WRITTEN PROBLEM: Output the data word for word, dropping every image.

DATASET RECORDS:
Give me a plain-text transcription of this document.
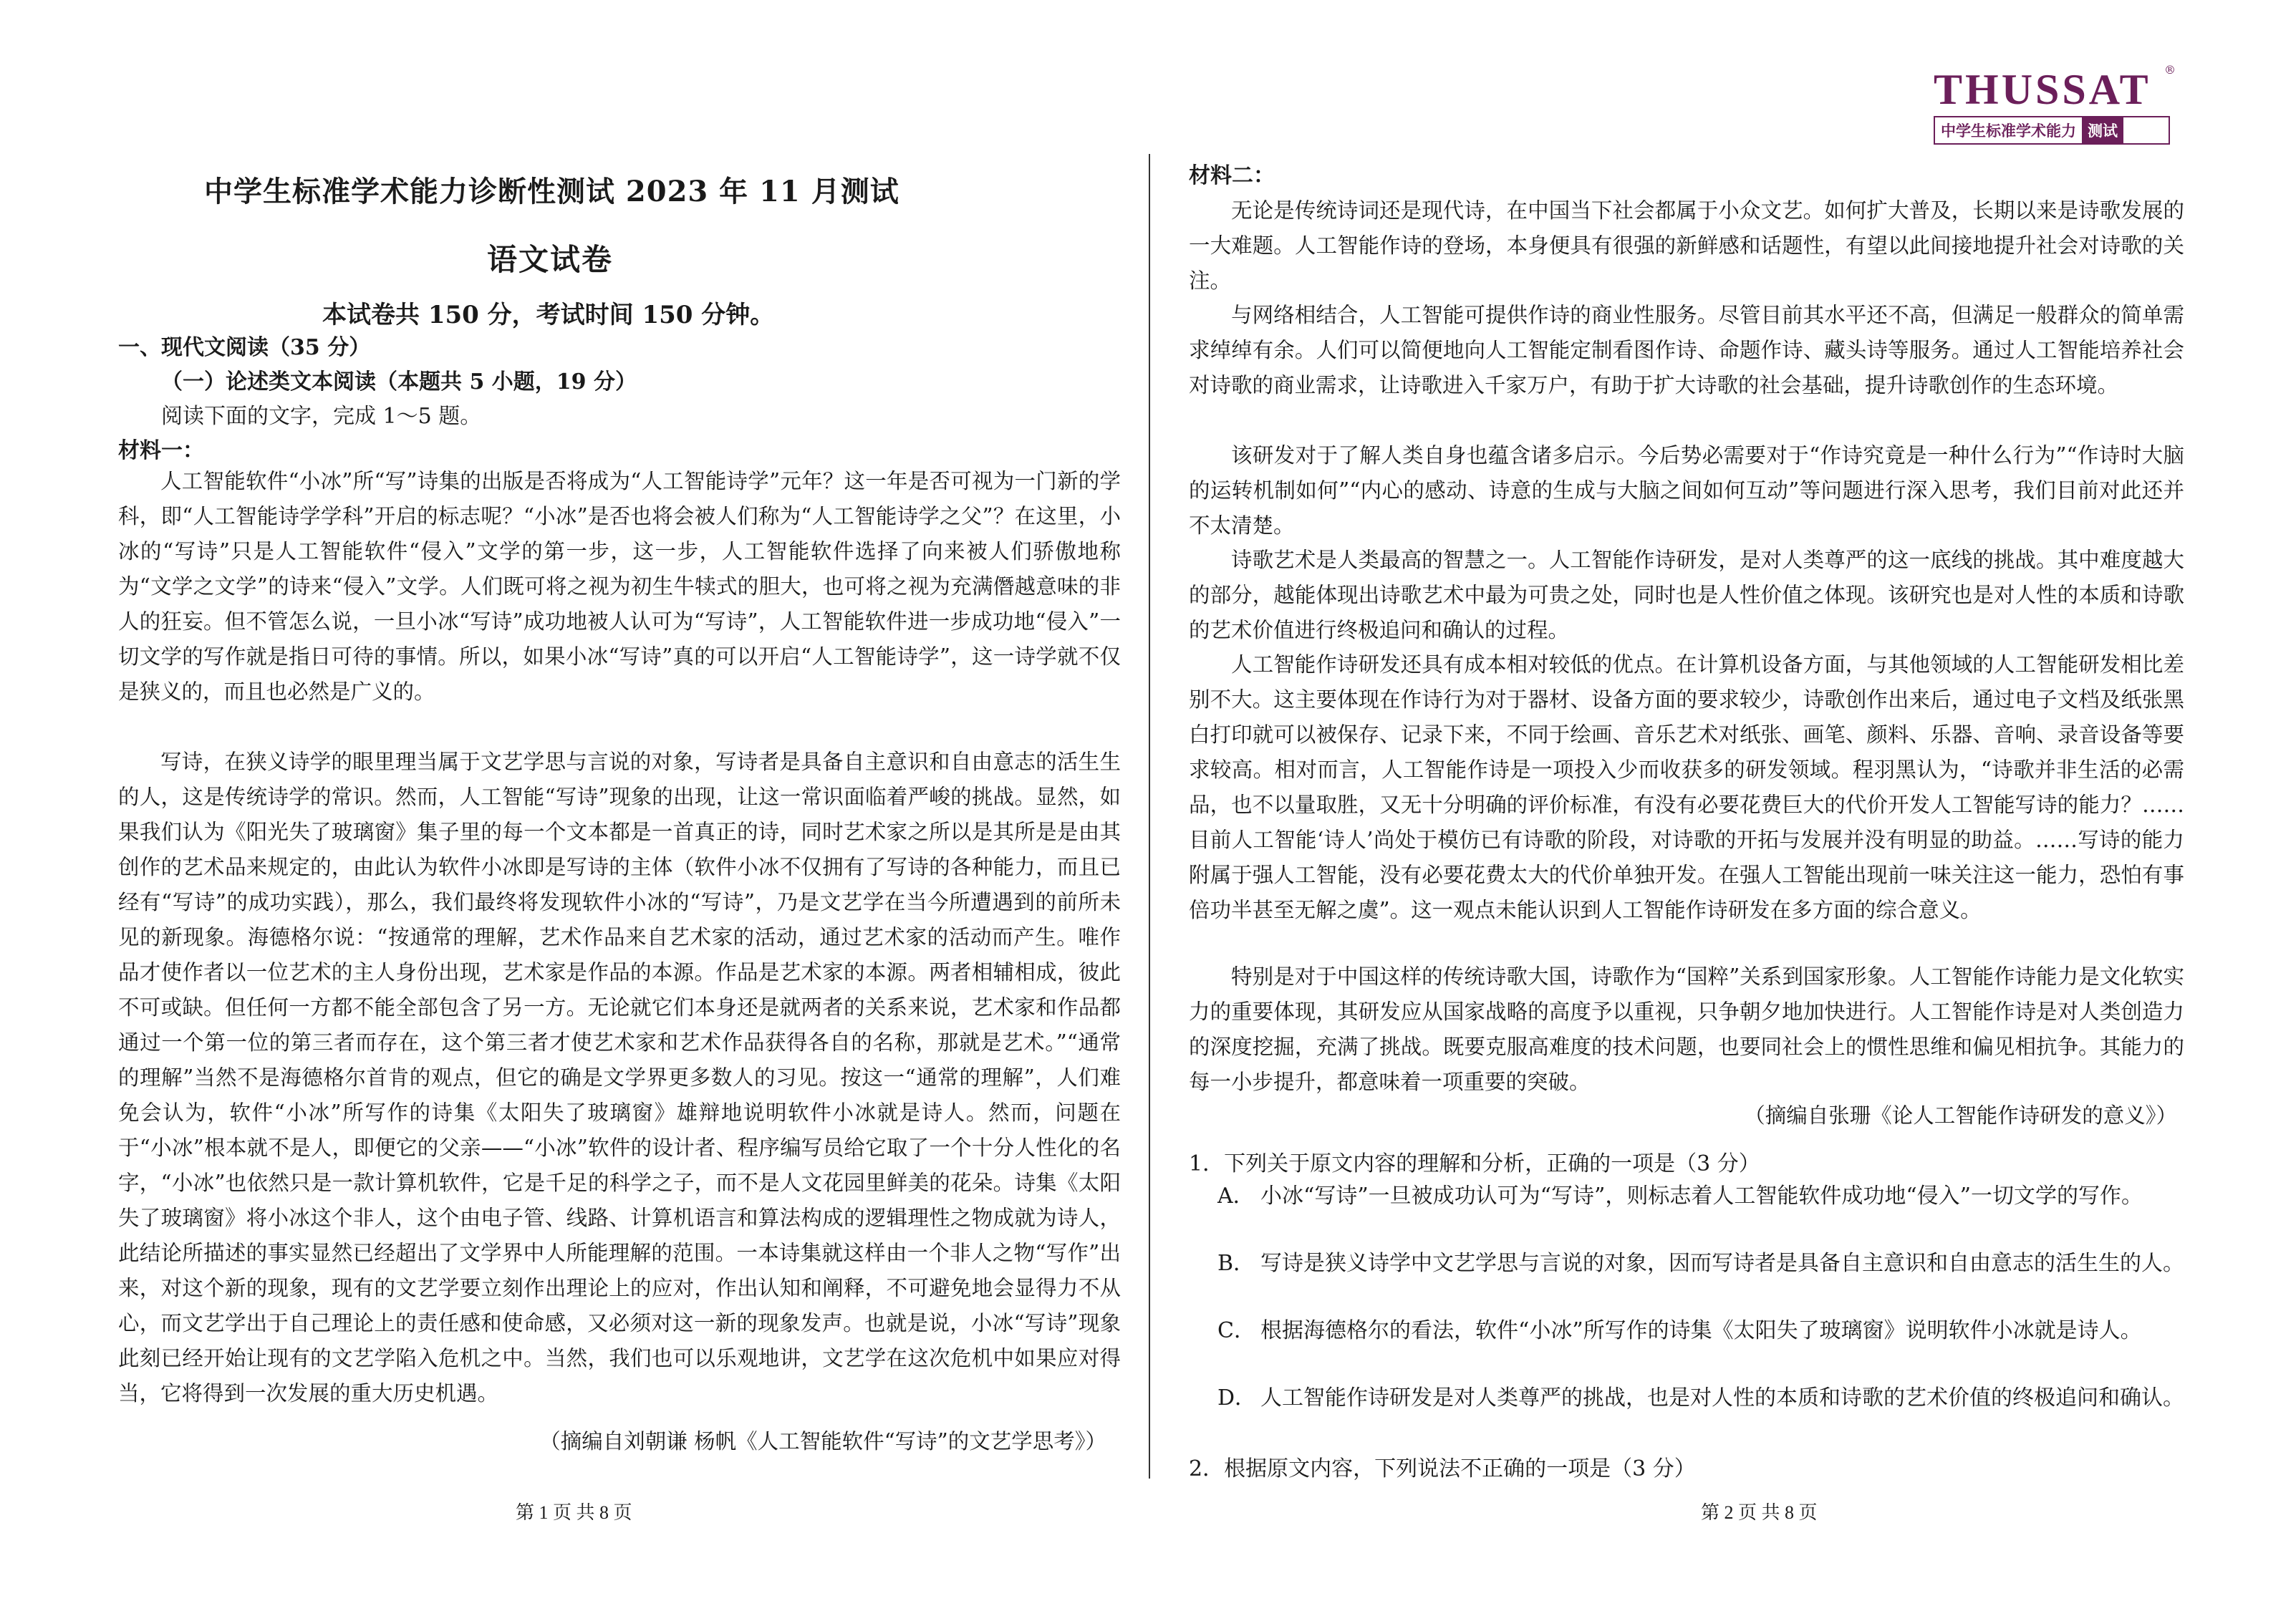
THUSSAT	®
中学生标准学术能力 测试
中学生标准学术能力诊断性测试 2023 年 11 月测试
语文试卷
本试卷共 150 分，考试时间 150 分钟。
一、现代文阅读（35 分）
（一）论述类文本阅读（本题共 5 小题，19 分）
阅读下面的文字，完成 1～5 题。
材料一：
人工智能软件“小冰”所“写”诗集的出版是否将成为“人工智能诗学”元年？这一年是否可视为一门新的学科，即“人工智能诗学学科”开启的标志呢？“小冰”是否也将会被人们称为“人工智能诗学之父”？在这里，小冰的“写诗”只是人工智能软件“侵入”文学的第一步，这一步，人工智能软件选择了向来被人们骄傲地称为“文学之文学”的诗来“侵入”文学。人们既可将之视为初生牛犊式的胆大，也可将之视为充满僭越意味的非人的狂妄。但不管怎么说，一旦小冰“写诗”成功地被人认可为“写诗”，人工智能软件进一步成功地“侵入”一切文学的写作就是指日可待的事情。所以，如果小冰“写诗”真的可以开启“人工智能诗学”，这一诗学就不仅是狭义的，而且也必然是广义的。
写诗，在狭义诗学的眼里理当属于文艺学思与言说的对象，写诗者是具备自主意识和自由意志的活生生的人，这是传统诗学的常识。然而，人工智能“写诗”现象的出现，让这一常识面临着严峻的挑战。显然，如果我们认为《阳光失了玻璃窗》集子里的每一个文本都是一首真正的诗，同时艺术家之所以是其所是是由其创作的艺术品来规定的，由此认为软件小冰即是写诗的主体（软件小冰不仅拥有了写诗的各种能力，而且已经有“写诗”的成功实践），那么，我们最终将发现软件小冰的“写诗”，乃是文艺学在当今所遭遇到的前所未见的新现象。海德格尔说：“按通常的理解，艺术作品来自艺术家的活动，通过艺术家的活动而产生。唯作品才使作者以一位艺术的主人身份出现，艺术家是作品的本源。作品是艺术家的本源。两者相辅相成，彼此不可或缺。但任何一方都不能全部包含了另一方。无论就它们本身还是就两者的关系来说，艺术家和作品都通过一个第一位的第三者而存在，这个第三者才使艺术家和艺术作品获得各自的名称，那就是艺术。”“通常的理解”当然不是海德格尔首肯的观点，但它的确是文学界更多数人的习见。按这一“通常的理解”，人们难免会认为，软件“小冰”所写作的诗集《太阳失了玻璃窗》雄辩地说明软件小冰就是诗人。然而，问题在于“小冰”根本就不是人，即便它的父亲——“小冰”软件的设计者、程序编写员给它取了一个十分人性化的名字，“小冰”也依然只是一款计算机软件，它是千足的科学之子，而不是人文花园里鲜美的花朵。诗集《太阳失了玻璃窗》将小冰这个非人，这个由电子管、线路、计算机语言和算法构成的逻辑理性之物成就为诗人，此结论所描述的事实显然已经超出了文学界中人所能理解的范围。一本诗集就这样由一个非人之物“写作”出来，对这个新的现象，现有的文艺学要立刻作出理论上的应对，作出认知和阐释，不可避免地会显得力不从心，而文艺学出于自己理论上的责任感和使命感，又必须对这一新的现象发声。也就是说，小冰“写诗”现象此刻已经开始让现有的文艺学陷入危机之中。当然，我们也可以乐观地讲，文艺学在这次危机中如果应对得当，它将得到一次发展的重大历史机遇。
（摘编自刘朝谦 杨帆《人工智能软件“写诗”的文艺学思考》）
第 1 页 共 8 页
材料二：
无论是传统诗词还是现代诗，在中国当下社会都属于小众文艺。如何扩大普及，长期以来是诗歌发展的一大难题。人工智能作诗的登场，本身便具有很强的新鲜感和话题性，有望以此间接地提升社会对诗歌的关注。
与网络相结合，人工智能可提供作诗的商业性服务。尽管目前其水平还不高，但满足一般群众的简单需求绰绰有余。人们可以简便地向人工智能定制看图作诗、命题作诗、藏头诗等服务。通过人工智能培养社会对诗歌的商业需求，让诗歌进入千家万户，有助于扩大诗歌的社会基础，提升诗歌创作的生态环境。
该研发对于了解人类自身也蕴含诸多启示。今后势必需要对于“作诗究竟是一种什么行为”“作诗时大脑的运转机制如何”“内心的感动、诗意的生成与大脑之间如何互动”等问题进行深入思考，我们目前对此还并不太清楚。
诗歌艺术是人类最高的智慧之一。人工智能作诗研发，是对人类尊严的这一底线的挑战。其中难度越大的部分，越能体现出诗歌艺术中最为可贵之处，同时也是人性价值之体现。该研究也是对人性的本质和诗歌的艺术价值进行终极追问和确认的过程。
人工智能作诗研发还具有成本相对较低的优点。在计算机设备方面，与其他领域的人工智能研发相比差别不大。这主要体现在作诗行为对于器材、设备方面的要求较少，诗歌创作出来后，通过电子文档及纸张黑白打印就可以被保存、记录下来，不同于绘画、音乐艺术对纸张、画笔、颜料、乐器、音响、录音设备等要求较高。相对而言，人工智能作诗是一项投入少而收获多的研发领域。程羽黑认为，“诗歌并非生活的必需品，也不以量取胜，又无十分明确的评价标准，有没有必要花费巨大的代价开发人工智能写诗的能力？……目前人工智能‘诗人’尚处于模仿已有诗歌的阶段，对诗歌的开拓与发展并没有明显的助益。……写诗的能力附属于强人工智能，没有必要花费太大的代价单独开发。在强人工智能出现前一味关注这一能力，恐怕有事倍功半甚至无解之虞”。这一观点未能认识到人工智能作诗研发在多方面的综合意义。
特别是对于中国这样的传统诗歌大国，诗歌作为“国粹”关系到国家形象。人工智能作诗能力是文化软实力的重要体现，其研发应从国家战略的高度予以重视，只争朝夕地加快进行。人工智能作诗是对人类创造力的深度挖掘，充满了挑战。既要克服高难度的技术问题，也要同社会上的惯性思维和偏见相抗争。其能力的每一小步提升，都意味着一项重要的突破。
（摘编自张珊《论人工智能作诗研发的意义》）
1．下列关于原文内容的理解和分析，正确的一项是（3 分）
A． 小冰“写诗”一旦被成功认可为“写诗”，则标志着人工智能软件成功地“侵入”一切文学的写作。
B． 写诗是狭义诗学中文艺学思与言说的对象，因而写诗者是具备自主意识和自由意志的活生生的人。
C． 根据海德格尔的看法，软件“小冰”所写作的诗集《太阳失了玻璃窗》说明软件小冰就是诗人。
D． 人工智能作诗研发是对人类尊严的挑战，也是对人性的本质和诗歌的艺术价值的终极追问和确认。
2．根据原文内容，下列说法不正确的一项是（3 分）
第 2 页 共 8 页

SOLUTION:
Give me a plain-text transcription of this document.
THUSSAT	®
中学生标准学术能力 测试
中学生标准学术能力诊断性测试 2023 年 11 月测试
语文试卷
本试卷共 150 分，考试时间 150 分钟。
一、现代文阅读（35 分）
（一）论述类文本阅读（本题共 5 小题，19 分）
阅读下面的文字，完成 1～5 题。
材料一：
人工智能软件“小冰”所“写”诗集的出版是否将成为“人工智能诗学”元年？这一年是否可视为一门新的学科，即“人工智能诗学学科”开启的标志呢？“小冰”是否也将会被人们称为“人工智能诗学之父”？在这里，小冰的“写诗”只是人工智能软件“侵入”文学的第一步，这一步，人工智能软件选择了向来被人们骄傲地称为“文学之文学”的诗来“侵入”文学。人们既可将之视为初生牛犊式的胆大，也可将之视为充满僭越意味的非人的狂妄。但不管怎么说，一旦小冰“写诗”成功地被人认可为“写诗”，人工智能软件进一步成功地“侵入”一切文学的写作就是指日可待的事情。所以，如果小冰“写诗”真的可以开启“人工智能诗学”，这一诗学就不仅是狭义的，而且也必然是广义的。
写诗，在狭义诗学的眼里理当属于文艺学思与言说的对象，写诗者是具备自主意识和自由意志的活生生的人，这是传统诗学的常识。然而，人工智能“写诗”现象的出现，让这一常识面临着严峻的挑战。显然，如果我们认为《阳光失了玻璃窗》集子里的每一个文本都是一首真正的诗，同时艺术家之所以是其所是是由其创作的艺术品来规定的，由此认为软件小冰即是写诗的主体（软件小冰不仅拥有了写诗的各种能力，而且已经有“写诗”的成功实践），那么，我们最终将发现软件小冰的“写诗”，乃是文艺学在当今所遭遇到的前所未见的新现象。海德格尔说：“按通常的理解，艺术作品来自艺术家的活动，通过艺术家的活动而产生。唯作品才使作者以一位艺术的主人身份出现，艺术家是作品的本源。作品是艺术家的本源。两者相辅相成，彼此不可或缺。但任何一方都不能全部包含了另一方。无论就它们本身还是就两者的关系来说，艺术家和作品都通过一个第一位的第三者而存在，这个第三者才使艺术家和艺术作品获得各自的名称，那就是艺术。”“通常的理解”当然不是海德格尔首肯的观点，但它的确是文学界更多数人的习见。按这一“通常的理解”，人们难免会认为，软件“小冰”所写作的诗集《太阳失了玻璃窗》雄辩地说明软件小冰就是诗人。然而，问题在于“小冰”根本就不是人，即便它的父亲——“小冰”软件的设计者、程序编写员给它取了一个十分人性化的名字，“小冰”也依然只是一款计算机软件，它是千足的科学之子，而不是人文花园里鲜美的花朵。诗集《太阳失了玻璃窗》将小冰这个非人，这个由电子管、线路、计算机语言和算法构成的逻辑理性之物成就为诗人，此结论所描述的事实显然已经超出了文学界中人所能理解的范围。一本诗集就这样由一个非人之物“写作”出来，对这个新的现象，现有的文艺学要立刻作出理论上的应对，作出认知和阐释，不可避免地会显得力不从心，而文艺学出于自己理论上的责任感和使命感，又必须对这一新的现象发声。也就是说，小冰“写诗”现象此刻已经开始让现有的文艺学陷入危机之中。当然，我们也可以乐观地讲，文艺学在这次危机中如果应对得当，它将得到一次发展的重大历史机遇。
（摘编自刘朝谦 杨帆《人工智能软件“写诗”的文艺学思考》）
第 1 页 共 8 页
材料二：
无论是传统诗词还是现代诗，在中国当下社会都属于小众文艺。如何扩大普及，长期以来是诗歌发展的一大难题。人工智能作诗的登场，本身便具有很强的新鲜感和话题性，有望以此间接地提升社会对诗歌的关注。
与网络相结合，人工智能可提供作诗的商业性服务。尽管目前其水平还不高，但满足一般群众的简单需求绰绰有余。人们可以简便地向人工智能定制看图作诗、命题作诗、藏头诗等服务。通过人工智能培养社会对诗歌的商业需求，让诗歌进入千家万户，有助于扩大诗歌的社会基础，提升诗歌创作的生态环境。
该研发对于了解人类自身也蕴含诸多启示。今后势必需要对于“作诗究竟是一种什么行为”“作诗时大脑的运转机制如何”“内心的感动、诗意的生成与大脑之间如何互动”等问题进行深入思考，我们目前对此还并不太清楚。
诗歌艺术是人类最高的智慧之一。人工智能作诗研发，是对人类尊严的这一底线的挑战。其中难度越大的部分，越能体现出诗歌艺术中最为可贵之处，同时也是人性价值之体现。该研究也是对人性的本质和诗歌的艺术价值进行终极追问和确认的过程。
人工智能作诗研发还具有成本相对较低的优点。在计算机设备方面，与其他领域的人工智能研发相比差别不大。这主要体现在作诗行为对于器材、设备方面的要求较少，诗歌创作出来后，通过电子文档及纸张黑白打印就可以被保存、记录下来，不同于绘画、音乐艺术对纸张、画笔、颜料、乐器、音响、录音设备等要求较高。相对而言，人工智能作诗是一项投入少而收获多的研发领域。程羽黑认为，“诗歌并非生活的必需品，也不以量取胜，又无十分明确的评价标准，有没有必要花费巨大的代价开发人工智能写诗的能力？……目前人工智能‘诗人’尚处于模仿已有诗歌的阶段，对诗歌的开拓与发展并没有明显的助益。……写诗的能力附属于强人工智能，没有必要花费太大的代价单独开发。在强人工智能出现前一味关注这一能力，恐怕有事倍功半甚至无解之虞”。这一观点未能认识到人工智能作诗研发在多方面的综合意义。
特别是对于中国这样的传统诗歌大国，诗歌作为“国粹”关系到国家形象。人工智能作诗能力是文化软实力的重要体现，其研发应从国家战略的高度予以重视，只争朝夕地加快进行。人工智能作诗是对人类创造力的深度挖掘，充满了挑战。既要克服高难度的技术问题，也要同社会上的惯性思维和偏见相抗争。其能力的每一小步提升，都意味着一项重要的突破。
（摘编自张珊《论人工智能作诗研发的意义》）
1．下列关于原文内容的理解和分析，正确的一项是（3 分）
A． 小冰“写诗”一旦被成功认可为“写诗”，则标志着人工智能软件成功地“侵入”一切文学的写作。
B． 写诗是狭义诗学中文艺学思与言说的对象，因而写诗者是具备自主意识和自由意志的活生生的人。
C． 根据海德格尔的看法，软件“小冰”所写作的诗集《太阳失了玻璃窗》说明软件小冰就是诗人。
D． 人工智能作诗研发是对人类尊严的挑战，也是对人性的本质和诗歌的艺术价值的终极追问和确认。
2．根据原文内容，下列说法不正确的一项是（3 分）
第 2 页 共 8 页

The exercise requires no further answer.